Following up on our discussion about the many meanings of the word regret, we share David Ray’s poem “Thanks, Robert Frost,” which addresses hope for the past as well as hope for the future. This poem was read with permission of the author. This is part of a complete episode.
Transcript of “David Ray’s Poem, “Thanks, Robert Frost””
You’re listening to A Way with Words, the show about language and how we use it. I’m Grant Barrett.
And I’m Martha Barnette. We recently had a conversation about the word regret, and it reminded me of a poem by David Ray called Thanks, Robert Frost. It goes, do you have hope for the future? Someone asked Robert Frost toward the end.
Yes, and even for the past, he replied, that it will turn out to have been all right for what it was, something we can accept, mistakes made by the selves we had to be, not able to be perhaps what we wished or what looking back half the time it seems we could so easily have been or ought.
The future, yes, and even for the past, that it will become something we can bear. And I, too, and my children, so I hope, will recall as not too heavy the tug of those albatrosses I sadly placed upon their tender necks.
Hope for the past, yes, old frost, your words provide that courage. And it brings strange peace that itself passes into past, easier to bear because you said it rather casually as snow went on falling in Vermont years ago.
I’ve always enjoyed poetry that invokes or evokes poetry that we all know. So this lesser-known poem calls on the strength and power of the snowy woods, the poem that Robert Frost wrote that you probably learned in school.
Yeah, a couple of them, stopping by the woods on a snowy evening, and also the idea of two roads diverged in a yellow wood. I really like this as a rumination on regret.

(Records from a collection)

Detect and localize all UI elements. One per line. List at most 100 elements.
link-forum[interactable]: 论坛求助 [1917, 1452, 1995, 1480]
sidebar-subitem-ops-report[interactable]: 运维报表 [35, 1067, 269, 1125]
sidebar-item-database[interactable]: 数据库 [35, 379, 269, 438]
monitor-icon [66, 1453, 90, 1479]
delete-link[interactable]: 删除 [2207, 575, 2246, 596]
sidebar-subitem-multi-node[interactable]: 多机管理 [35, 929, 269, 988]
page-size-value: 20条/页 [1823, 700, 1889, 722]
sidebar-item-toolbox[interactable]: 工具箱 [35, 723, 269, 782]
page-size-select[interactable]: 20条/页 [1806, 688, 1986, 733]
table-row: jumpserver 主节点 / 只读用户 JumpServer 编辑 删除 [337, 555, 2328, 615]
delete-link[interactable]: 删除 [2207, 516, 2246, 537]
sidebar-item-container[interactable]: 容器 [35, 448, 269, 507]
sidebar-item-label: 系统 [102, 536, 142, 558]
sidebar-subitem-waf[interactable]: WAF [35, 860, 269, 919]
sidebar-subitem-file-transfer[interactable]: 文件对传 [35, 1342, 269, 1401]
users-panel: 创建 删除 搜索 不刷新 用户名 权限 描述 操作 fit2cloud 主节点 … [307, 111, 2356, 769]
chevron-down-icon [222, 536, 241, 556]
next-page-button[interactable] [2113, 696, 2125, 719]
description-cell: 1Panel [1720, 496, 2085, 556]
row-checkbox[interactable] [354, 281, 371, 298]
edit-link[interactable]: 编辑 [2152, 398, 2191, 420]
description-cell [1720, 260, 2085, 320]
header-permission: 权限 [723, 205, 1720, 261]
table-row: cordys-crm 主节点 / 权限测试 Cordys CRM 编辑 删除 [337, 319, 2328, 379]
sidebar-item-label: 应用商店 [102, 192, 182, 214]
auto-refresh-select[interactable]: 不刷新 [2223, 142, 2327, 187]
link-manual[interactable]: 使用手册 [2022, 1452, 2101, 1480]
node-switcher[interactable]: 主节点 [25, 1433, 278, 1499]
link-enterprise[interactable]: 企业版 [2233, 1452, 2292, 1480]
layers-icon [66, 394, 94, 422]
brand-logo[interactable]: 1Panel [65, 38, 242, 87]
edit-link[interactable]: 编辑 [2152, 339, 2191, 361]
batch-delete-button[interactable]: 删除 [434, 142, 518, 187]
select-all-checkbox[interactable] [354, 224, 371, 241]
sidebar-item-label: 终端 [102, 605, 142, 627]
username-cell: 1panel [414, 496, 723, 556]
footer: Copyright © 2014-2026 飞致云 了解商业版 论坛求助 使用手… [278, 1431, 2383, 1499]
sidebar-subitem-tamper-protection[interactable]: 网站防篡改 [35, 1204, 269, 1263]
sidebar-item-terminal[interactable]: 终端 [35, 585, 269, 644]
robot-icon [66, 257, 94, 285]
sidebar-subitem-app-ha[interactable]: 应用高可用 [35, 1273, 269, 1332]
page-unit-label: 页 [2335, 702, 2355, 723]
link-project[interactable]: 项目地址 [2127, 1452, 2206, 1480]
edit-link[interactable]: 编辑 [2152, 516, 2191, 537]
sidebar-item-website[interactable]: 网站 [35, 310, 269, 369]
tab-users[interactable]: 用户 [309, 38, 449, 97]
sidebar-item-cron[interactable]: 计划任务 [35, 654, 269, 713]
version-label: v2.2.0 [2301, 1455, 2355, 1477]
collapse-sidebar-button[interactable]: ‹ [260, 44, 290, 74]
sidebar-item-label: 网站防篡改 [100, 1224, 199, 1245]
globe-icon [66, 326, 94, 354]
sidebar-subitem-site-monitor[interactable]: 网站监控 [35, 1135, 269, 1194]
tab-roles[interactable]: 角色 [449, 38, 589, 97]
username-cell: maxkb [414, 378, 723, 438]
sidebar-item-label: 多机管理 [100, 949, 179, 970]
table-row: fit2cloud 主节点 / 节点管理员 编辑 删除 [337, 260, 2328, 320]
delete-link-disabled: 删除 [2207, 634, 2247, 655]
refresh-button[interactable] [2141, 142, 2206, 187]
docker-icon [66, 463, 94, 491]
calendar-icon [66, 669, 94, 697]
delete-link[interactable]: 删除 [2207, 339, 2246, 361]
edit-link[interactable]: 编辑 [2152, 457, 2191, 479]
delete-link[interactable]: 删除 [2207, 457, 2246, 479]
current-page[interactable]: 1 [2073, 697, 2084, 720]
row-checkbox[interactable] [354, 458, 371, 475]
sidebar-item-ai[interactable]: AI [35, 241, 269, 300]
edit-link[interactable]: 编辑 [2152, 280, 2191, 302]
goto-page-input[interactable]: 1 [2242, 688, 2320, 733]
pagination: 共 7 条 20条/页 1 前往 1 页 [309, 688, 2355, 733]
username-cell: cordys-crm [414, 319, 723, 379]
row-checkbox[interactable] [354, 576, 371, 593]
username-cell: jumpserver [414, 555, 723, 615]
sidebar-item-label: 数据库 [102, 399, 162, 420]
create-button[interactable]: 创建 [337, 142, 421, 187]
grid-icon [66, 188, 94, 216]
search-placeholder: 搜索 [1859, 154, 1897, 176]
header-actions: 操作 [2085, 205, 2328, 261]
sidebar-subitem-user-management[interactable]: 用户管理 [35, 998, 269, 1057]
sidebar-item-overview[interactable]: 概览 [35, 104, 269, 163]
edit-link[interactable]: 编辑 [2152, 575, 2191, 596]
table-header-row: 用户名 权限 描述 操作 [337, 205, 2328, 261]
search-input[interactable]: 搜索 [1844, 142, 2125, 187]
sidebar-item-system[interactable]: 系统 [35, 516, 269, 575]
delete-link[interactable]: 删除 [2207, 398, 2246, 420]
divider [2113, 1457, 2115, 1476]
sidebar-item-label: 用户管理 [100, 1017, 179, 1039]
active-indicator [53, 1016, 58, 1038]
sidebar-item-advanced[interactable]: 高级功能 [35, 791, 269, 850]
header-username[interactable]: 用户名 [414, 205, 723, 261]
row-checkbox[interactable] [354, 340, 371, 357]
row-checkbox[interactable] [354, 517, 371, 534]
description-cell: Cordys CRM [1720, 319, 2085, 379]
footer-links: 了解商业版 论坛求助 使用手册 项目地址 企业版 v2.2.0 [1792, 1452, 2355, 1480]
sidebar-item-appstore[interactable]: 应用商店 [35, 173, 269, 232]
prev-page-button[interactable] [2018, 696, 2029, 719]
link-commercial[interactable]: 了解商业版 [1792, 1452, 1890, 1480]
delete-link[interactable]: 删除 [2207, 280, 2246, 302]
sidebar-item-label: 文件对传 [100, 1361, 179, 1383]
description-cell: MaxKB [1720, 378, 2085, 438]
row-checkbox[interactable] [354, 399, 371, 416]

■ EXERCISES ■
1. In the transcript about David Ray's poem, what did Robert Frost reply when asked whether he had hope for the future?
2. Continue the transcript about David Ray's poem from the point where it ends.

■ ANSWERS BY ITEM NUMBER ■
1. "Yes, and even for the past."

2.
And a lot of Robert Frost poems were that, at least the ones that I know. They were thinking about what he had done and had not done. And I think maybe it’s something that happens later in life.
But the best poetry for me now is poetry that connects to my own thoughts about roads that I could have taken of jobs or lives or people that I should have known better or should have taken up or should have pursued.
The phrase hope for the future is such a cliche, but it’s jarring to hear somebody talk about hope for the past like that. You know, in this whole poem, the word albatrosses leaps out at me as being the only thing that’s really idiomatic.
Everything else is idiom-free. He’s talking about putting albatrosses upon their tender necks. Right. And, of course, that’s a reference to another poem, come to think of it, the Rime of the Ancient Mariner.
Yeah. So that’s why it leaps out at you. And you’re like, wait a second. Why is the word albatrosses in here? And yet there we are. It’s another poem.
Thank you, David Ray, for your permission to use the poem. Thanks, Robert Frost. We’ll link to it on our website at waywordradio.org.